→ **AVAILABLE DATA**
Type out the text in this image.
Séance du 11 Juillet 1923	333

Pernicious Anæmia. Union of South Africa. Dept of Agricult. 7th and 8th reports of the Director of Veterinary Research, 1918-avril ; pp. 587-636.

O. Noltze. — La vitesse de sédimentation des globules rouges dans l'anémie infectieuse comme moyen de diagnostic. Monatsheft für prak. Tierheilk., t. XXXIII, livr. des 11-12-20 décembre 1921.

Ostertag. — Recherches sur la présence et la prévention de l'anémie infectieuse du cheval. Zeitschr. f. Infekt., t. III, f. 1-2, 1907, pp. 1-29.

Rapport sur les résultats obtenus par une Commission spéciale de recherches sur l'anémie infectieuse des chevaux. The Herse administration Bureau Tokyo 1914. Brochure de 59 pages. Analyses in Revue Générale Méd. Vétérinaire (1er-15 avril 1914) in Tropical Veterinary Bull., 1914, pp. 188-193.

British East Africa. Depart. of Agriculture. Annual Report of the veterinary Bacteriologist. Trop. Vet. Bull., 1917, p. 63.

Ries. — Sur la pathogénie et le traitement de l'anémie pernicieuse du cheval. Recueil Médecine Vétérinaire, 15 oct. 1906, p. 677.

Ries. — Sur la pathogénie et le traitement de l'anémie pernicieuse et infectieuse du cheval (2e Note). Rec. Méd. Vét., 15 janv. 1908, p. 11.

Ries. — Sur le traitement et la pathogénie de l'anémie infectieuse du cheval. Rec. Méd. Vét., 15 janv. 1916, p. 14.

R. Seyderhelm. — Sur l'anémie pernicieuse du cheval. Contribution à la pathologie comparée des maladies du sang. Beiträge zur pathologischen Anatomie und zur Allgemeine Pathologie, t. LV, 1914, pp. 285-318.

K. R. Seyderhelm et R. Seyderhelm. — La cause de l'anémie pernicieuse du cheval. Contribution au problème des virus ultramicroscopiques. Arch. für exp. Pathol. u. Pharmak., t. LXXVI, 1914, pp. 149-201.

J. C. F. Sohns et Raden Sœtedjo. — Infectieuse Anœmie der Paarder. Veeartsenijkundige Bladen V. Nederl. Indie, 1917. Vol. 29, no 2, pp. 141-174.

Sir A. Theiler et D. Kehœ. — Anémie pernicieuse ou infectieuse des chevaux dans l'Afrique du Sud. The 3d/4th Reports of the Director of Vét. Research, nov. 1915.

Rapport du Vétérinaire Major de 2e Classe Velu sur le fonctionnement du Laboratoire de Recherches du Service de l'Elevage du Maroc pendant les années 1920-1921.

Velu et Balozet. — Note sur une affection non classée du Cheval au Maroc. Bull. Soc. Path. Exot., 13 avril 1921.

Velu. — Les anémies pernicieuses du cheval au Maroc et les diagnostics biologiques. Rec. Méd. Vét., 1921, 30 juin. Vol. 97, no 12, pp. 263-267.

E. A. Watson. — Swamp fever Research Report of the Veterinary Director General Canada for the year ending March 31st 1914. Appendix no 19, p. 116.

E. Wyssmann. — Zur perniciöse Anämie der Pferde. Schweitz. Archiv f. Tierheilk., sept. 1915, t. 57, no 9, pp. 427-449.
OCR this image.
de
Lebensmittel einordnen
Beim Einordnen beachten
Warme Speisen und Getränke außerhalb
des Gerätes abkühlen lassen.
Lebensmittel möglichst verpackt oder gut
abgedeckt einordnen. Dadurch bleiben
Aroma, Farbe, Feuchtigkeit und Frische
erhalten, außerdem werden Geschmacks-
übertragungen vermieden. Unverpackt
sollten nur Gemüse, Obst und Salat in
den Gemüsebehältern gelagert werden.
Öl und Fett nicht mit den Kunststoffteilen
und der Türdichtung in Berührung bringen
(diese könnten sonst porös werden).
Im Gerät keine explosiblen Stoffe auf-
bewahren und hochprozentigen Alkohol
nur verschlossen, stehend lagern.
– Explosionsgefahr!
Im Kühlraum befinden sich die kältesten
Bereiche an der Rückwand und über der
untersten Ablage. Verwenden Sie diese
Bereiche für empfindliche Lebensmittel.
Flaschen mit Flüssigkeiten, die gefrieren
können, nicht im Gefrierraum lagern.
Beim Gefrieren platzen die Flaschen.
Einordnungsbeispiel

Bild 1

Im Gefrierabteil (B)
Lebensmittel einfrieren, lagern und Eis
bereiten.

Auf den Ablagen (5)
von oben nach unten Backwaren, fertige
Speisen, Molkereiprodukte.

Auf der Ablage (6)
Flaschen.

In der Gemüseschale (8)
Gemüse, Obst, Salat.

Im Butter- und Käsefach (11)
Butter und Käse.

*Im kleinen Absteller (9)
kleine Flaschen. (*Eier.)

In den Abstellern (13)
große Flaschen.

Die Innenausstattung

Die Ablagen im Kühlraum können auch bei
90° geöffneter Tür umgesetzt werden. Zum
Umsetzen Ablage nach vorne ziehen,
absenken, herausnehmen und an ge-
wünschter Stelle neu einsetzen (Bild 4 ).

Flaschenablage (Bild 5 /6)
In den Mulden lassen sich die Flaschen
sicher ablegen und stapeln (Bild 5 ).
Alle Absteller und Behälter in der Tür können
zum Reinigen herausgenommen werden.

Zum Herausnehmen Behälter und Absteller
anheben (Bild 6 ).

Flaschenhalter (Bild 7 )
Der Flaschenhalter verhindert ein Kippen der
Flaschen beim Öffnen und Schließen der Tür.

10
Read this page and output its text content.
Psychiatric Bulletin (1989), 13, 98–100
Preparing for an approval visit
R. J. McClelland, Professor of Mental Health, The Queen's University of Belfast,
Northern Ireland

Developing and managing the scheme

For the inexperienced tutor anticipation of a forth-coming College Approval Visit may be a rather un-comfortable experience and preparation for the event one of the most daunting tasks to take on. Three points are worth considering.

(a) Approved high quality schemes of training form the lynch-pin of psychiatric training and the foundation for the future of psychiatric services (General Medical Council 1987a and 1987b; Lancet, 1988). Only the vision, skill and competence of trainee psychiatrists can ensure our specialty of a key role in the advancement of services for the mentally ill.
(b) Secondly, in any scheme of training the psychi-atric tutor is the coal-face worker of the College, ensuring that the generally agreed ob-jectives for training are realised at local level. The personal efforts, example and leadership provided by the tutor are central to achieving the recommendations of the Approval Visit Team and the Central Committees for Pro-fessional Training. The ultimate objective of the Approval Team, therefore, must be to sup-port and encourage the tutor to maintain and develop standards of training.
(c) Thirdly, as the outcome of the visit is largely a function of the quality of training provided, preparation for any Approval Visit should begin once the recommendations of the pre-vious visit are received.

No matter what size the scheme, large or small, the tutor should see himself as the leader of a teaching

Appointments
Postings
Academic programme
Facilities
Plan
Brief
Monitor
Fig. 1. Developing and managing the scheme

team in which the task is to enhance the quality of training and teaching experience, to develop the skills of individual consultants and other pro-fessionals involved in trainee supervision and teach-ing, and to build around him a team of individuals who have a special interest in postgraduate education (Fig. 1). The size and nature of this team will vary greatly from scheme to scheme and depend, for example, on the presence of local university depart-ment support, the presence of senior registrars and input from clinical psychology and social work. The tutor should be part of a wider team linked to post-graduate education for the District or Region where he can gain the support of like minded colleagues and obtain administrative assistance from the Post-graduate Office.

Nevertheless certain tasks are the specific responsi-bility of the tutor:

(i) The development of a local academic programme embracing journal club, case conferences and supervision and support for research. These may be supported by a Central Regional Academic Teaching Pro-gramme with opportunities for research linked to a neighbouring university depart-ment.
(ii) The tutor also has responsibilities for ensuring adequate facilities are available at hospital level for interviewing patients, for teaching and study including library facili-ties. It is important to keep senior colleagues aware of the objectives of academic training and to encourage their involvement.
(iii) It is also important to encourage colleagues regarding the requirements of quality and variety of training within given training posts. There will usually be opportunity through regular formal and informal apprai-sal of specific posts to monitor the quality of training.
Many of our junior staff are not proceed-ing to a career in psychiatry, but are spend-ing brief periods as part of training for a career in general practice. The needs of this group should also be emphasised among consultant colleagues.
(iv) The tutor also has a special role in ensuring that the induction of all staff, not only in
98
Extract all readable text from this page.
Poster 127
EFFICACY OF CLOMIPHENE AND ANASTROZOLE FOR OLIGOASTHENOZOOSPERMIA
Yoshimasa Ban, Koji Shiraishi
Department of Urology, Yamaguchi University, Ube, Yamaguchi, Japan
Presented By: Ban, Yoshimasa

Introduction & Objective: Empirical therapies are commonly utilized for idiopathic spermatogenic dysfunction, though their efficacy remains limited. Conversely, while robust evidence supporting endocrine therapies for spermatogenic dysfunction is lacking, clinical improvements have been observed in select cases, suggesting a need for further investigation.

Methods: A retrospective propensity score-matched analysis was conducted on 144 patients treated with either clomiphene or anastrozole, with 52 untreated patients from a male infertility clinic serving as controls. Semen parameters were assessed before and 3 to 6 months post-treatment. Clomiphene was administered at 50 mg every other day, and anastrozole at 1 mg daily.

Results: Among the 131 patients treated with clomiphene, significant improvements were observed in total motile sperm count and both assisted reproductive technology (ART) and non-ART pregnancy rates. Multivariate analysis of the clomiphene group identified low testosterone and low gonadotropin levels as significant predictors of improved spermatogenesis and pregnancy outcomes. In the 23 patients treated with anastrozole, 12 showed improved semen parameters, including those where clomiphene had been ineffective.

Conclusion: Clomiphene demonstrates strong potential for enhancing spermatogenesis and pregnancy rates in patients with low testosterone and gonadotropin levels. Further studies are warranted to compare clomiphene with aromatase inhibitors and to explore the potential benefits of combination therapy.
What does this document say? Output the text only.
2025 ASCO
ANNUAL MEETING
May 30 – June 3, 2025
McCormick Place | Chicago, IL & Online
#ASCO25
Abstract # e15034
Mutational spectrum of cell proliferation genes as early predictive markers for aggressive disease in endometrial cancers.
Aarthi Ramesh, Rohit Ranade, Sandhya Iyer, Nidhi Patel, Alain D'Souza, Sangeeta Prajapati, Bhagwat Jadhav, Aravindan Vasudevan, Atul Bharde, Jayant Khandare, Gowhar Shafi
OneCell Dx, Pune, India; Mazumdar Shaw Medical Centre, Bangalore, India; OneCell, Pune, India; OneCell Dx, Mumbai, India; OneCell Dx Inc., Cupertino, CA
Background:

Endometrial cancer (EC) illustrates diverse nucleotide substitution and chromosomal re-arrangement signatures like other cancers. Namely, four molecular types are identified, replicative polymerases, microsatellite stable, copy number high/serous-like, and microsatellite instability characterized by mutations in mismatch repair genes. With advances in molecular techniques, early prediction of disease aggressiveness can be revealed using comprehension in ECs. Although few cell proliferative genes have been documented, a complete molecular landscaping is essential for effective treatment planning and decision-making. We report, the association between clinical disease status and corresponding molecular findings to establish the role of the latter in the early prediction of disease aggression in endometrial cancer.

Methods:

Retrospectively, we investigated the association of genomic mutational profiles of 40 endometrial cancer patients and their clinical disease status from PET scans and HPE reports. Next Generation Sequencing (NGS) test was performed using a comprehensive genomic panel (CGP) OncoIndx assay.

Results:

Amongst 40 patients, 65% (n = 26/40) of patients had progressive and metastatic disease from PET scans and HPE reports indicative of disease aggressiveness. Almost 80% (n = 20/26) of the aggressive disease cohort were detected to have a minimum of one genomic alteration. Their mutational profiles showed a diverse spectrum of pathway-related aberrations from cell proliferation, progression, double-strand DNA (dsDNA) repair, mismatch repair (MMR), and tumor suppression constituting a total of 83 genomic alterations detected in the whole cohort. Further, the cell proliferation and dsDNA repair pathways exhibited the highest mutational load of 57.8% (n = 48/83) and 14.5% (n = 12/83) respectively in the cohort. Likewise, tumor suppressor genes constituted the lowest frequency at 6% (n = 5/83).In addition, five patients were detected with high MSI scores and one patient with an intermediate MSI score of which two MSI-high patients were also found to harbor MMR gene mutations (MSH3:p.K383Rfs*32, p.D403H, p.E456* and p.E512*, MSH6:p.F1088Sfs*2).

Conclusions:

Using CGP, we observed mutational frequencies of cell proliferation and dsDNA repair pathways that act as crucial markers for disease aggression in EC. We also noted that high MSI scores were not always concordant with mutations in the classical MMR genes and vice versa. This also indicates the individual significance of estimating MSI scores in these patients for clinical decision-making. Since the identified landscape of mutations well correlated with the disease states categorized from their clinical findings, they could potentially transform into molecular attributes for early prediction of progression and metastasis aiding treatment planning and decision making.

→ **PROBLEM**
Lines that contain "Obst" are the result; find them in the entries above and copy each one.

→ **ANSWER AREA**
sollten nur Gemüse, Obst und Salat in
Gemüse, Obst, Salat.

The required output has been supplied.